Dataset excerpts
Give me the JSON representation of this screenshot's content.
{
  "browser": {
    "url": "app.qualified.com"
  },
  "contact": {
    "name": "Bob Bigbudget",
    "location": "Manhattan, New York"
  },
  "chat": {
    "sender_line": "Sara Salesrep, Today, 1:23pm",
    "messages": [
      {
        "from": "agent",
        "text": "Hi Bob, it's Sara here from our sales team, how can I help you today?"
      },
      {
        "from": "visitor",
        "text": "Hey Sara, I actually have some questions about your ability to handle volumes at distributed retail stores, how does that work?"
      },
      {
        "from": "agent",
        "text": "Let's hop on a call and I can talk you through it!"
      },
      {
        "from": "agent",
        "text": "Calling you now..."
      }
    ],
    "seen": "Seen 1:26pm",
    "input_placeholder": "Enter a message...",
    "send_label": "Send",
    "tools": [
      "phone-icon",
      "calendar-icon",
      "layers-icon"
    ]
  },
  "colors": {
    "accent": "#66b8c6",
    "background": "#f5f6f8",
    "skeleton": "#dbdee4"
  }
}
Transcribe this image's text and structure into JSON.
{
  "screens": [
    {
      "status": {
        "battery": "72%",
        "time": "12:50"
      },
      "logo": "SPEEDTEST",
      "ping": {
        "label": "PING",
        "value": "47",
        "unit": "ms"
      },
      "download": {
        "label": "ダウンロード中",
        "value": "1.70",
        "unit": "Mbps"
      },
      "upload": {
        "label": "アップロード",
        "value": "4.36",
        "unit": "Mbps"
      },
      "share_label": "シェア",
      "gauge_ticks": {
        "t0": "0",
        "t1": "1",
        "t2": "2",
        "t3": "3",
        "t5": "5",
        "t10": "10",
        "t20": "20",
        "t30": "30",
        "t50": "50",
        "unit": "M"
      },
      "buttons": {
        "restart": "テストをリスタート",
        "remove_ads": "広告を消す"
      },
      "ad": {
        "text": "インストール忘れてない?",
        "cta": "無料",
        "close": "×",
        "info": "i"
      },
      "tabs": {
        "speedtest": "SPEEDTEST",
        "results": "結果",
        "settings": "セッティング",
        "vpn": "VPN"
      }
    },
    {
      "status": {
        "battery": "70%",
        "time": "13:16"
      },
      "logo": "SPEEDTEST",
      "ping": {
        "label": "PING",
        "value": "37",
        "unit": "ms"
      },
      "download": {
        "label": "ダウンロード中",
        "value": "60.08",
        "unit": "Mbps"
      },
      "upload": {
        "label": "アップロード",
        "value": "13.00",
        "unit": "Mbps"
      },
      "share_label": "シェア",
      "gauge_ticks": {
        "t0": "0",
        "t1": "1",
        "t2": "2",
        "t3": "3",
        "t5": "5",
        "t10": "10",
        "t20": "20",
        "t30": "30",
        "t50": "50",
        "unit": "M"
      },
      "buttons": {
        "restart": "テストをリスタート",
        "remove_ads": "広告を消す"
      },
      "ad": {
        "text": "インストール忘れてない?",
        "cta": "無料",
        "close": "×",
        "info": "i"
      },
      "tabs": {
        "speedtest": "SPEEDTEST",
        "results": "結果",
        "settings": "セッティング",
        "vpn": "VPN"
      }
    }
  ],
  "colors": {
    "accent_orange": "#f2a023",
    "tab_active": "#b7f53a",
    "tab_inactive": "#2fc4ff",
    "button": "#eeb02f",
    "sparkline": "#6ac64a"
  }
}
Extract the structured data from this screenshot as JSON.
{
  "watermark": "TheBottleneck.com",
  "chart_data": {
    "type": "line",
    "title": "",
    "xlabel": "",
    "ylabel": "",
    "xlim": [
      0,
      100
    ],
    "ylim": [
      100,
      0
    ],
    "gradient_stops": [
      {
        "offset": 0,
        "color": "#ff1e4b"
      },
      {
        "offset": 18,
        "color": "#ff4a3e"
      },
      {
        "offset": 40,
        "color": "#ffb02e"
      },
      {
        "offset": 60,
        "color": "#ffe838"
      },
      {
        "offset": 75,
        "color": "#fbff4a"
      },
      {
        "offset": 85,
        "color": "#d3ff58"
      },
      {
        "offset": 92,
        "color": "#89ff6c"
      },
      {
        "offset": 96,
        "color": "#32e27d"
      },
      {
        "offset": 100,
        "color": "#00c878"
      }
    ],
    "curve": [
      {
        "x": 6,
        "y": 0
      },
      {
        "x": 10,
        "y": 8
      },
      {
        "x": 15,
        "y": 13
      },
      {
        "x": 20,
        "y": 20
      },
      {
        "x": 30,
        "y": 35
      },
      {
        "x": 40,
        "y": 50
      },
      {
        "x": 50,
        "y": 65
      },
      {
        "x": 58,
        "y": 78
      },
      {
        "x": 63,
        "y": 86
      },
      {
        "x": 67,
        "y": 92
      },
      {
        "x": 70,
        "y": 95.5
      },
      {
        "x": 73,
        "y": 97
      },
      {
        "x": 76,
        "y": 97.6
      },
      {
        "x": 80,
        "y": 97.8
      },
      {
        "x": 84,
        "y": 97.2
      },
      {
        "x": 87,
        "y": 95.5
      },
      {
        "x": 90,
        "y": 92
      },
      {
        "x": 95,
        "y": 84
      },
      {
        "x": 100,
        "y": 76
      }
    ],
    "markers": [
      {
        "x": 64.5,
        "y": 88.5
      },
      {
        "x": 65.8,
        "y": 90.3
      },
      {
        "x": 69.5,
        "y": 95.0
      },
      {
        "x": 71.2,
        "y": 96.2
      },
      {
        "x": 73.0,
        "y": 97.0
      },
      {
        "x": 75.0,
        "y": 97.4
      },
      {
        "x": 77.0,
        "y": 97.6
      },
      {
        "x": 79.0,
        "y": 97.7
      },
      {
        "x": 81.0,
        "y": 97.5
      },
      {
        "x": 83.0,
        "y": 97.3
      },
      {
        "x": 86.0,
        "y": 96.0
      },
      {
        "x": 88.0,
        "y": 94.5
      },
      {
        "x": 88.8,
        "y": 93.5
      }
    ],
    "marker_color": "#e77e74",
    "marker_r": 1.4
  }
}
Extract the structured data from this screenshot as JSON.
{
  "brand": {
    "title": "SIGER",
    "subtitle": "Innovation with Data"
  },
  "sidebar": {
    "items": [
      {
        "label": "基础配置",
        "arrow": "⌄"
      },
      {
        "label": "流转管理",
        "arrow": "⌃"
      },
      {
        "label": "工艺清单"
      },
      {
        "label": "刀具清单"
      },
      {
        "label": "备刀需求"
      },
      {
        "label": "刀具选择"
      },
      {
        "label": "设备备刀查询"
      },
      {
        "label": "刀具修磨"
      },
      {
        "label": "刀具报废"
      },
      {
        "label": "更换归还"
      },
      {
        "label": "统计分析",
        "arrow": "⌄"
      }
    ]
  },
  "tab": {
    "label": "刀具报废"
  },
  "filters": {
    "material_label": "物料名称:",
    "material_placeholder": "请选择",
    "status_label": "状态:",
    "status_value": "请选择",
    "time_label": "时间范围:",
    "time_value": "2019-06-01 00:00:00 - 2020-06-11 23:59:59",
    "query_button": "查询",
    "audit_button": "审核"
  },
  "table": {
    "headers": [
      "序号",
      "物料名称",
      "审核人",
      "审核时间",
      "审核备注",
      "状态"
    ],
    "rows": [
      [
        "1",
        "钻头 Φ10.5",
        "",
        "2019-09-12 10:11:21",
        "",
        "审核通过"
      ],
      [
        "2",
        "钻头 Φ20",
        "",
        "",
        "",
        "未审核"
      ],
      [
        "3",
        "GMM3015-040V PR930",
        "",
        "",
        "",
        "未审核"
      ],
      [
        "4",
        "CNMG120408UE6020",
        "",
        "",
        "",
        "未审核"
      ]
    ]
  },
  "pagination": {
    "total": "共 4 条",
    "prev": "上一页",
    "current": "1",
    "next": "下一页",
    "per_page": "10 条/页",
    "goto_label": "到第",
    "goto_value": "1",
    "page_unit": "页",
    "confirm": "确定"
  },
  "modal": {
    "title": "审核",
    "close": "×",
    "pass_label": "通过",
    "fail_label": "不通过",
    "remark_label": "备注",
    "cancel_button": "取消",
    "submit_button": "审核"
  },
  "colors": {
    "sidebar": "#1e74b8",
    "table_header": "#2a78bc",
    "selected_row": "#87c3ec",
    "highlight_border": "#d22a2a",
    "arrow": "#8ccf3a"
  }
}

▶ [PROBLEM REQUIREMENTS]: Give the number of lines in the data that contain "this", with no other words.

▶ [THE RESPONSE]: 4